## BEGIN Data
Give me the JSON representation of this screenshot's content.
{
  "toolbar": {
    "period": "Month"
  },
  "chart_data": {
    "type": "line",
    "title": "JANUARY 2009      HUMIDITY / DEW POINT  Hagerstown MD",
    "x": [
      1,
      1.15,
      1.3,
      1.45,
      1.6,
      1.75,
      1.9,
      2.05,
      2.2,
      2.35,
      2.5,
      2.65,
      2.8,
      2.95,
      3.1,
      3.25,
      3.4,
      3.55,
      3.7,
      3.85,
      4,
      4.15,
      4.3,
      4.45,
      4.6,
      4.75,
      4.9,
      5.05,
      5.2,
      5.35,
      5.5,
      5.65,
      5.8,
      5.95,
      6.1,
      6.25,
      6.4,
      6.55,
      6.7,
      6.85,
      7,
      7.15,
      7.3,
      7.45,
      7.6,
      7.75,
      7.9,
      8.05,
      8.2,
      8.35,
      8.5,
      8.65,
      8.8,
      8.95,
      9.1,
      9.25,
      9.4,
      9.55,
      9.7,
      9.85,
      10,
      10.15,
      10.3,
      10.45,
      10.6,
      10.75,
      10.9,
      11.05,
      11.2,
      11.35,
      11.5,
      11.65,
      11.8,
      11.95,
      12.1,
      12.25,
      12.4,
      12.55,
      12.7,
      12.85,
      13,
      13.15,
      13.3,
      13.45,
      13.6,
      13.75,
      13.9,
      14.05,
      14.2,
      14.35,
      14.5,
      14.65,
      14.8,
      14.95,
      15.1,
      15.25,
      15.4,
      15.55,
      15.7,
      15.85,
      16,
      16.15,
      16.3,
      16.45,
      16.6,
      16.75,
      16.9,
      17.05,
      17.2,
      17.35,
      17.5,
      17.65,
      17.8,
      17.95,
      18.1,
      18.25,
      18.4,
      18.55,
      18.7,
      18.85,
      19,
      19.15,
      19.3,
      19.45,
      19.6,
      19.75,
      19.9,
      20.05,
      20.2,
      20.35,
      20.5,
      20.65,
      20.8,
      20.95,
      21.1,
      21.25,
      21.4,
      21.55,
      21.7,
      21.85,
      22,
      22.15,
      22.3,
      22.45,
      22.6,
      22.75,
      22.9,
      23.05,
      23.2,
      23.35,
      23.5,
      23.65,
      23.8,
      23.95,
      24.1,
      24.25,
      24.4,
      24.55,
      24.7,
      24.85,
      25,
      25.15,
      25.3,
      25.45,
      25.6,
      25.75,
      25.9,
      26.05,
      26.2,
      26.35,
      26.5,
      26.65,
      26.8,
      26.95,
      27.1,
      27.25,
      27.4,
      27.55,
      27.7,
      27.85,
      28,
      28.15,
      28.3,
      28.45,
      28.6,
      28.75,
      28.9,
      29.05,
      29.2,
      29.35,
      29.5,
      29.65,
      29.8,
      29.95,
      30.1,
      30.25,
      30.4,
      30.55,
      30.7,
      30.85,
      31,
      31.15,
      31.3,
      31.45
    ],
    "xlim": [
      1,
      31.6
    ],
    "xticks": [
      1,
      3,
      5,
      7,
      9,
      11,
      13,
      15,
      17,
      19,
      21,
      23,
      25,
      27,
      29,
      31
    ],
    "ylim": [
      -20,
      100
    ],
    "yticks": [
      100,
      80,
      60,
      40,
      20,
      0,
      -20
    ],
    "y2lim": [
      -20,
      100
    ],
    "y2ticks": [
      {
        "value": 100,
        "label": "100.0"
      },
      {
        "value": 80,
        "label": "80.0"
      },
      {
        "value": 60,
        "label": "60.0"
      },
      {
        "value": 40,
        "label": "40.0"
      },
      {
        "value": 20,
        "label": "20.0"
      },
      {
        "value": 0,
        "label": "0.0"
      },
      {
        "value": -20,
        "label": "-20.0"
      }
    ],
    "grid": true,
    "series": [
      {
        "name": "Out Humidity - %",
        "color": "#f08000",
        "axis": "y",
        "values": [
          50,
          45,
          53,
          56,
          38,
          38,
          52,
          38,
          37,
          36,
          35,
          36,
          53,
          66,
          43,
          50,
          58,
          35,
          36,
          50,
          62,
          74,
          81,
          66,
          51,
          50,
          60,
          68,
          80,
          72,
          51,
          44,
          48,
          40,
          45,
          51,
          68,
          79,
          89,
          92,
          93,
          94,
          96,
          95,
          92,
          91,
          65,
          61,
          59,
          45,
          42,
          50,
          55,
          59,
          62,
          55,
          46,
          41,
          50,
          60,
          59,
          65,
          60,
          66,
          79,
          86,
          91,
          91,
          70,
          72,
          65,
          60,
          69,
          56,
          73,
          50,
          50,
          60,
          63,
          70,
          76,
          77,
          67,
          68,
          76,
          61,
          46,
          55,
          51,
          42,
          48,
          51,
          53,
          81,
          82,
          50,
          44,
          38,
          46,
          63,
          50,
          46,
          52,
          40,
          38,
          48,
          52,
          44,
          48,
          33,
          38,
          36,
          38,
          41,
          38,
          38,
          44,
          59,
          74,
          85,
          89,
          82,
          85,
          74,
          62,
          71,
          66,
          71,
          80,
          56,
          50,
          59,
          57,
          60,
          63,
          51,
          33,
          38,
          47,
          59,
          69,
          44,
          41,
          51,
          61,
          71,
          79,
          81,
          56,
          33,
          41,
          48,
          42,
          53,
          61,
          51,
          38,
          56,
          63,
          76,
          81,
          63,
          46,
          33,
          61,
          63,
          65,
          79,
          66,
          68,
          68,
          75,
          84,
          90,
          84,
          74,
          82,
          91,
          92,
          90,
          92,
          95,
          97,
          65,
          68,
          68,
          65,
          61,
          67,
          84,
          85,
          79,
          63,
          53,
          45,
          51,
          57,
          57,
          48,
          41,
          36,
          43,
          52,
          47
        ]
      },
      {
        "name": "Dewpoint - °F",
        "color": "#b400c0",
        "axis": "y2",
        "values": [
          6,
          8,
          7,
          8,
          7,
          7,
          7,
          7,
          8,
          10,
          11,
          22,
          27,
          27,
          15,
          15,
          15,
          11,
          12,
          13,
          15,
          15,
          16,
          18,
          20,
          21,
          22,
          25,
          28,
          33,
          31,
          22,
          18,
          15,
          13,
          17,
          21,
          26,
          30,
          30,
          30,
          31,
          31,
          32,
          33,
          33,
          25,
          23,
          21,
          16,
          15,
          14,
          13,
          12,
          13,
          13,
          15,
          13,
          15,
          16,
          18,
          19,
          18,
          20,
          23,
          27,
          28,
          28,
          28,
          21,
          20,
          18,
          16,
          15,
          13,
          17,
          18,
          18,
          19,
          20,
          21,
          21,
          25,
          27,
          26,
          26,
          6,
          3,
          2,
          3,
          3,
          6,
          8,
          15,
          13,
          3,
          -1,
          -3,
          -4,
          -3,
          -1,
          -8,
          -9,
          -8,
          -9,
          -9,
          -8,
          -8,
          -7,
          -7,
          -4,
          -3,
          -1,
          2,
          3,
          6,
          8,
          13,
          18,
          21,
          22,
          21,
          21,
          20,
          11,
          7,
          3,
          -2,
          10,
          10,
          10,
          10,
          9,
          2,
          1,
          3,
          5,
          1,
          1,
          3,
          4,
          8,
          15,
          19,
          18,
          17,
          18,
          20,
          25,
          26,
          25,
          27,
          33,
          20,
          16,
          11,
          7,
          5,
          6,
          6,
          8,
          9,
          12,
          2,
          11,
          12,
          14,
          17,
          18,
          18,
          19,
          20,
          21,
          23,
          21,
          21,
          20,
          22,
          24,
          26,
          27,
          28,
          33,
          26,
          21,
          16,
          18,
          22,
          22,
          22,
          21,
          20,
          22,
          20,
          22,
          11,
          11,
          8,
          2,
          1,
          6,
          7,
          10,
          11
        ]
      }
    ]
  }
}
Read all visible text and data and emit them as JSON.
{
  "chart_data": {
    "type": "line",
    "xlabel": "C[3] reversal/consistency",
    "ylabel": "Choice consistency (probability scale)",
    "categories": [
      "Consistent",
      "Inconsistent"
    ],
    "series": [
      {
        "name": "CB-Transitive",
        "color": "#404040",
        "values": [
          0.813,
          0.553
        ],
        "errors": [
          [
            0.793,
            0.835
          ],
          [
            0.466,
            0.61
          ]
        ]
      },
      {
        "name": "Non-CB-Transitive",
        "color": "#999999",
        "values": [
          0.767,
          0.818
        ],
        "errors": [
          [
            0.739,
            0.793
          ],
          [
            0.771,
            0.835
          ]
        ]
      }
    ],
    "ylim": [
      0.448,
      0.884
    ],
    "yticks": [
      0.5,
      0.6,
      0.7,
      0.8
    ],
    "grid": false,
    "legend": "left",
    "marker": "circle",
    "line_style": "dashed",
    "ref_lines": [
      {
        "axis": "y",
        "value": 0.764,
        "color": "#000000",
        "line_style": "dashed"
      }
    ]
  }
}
## END Data
Using the entries above, return each line that includes the word "Transitive".

        "name": "CB-Transitive",
        "name": "Non-CB-Transitive",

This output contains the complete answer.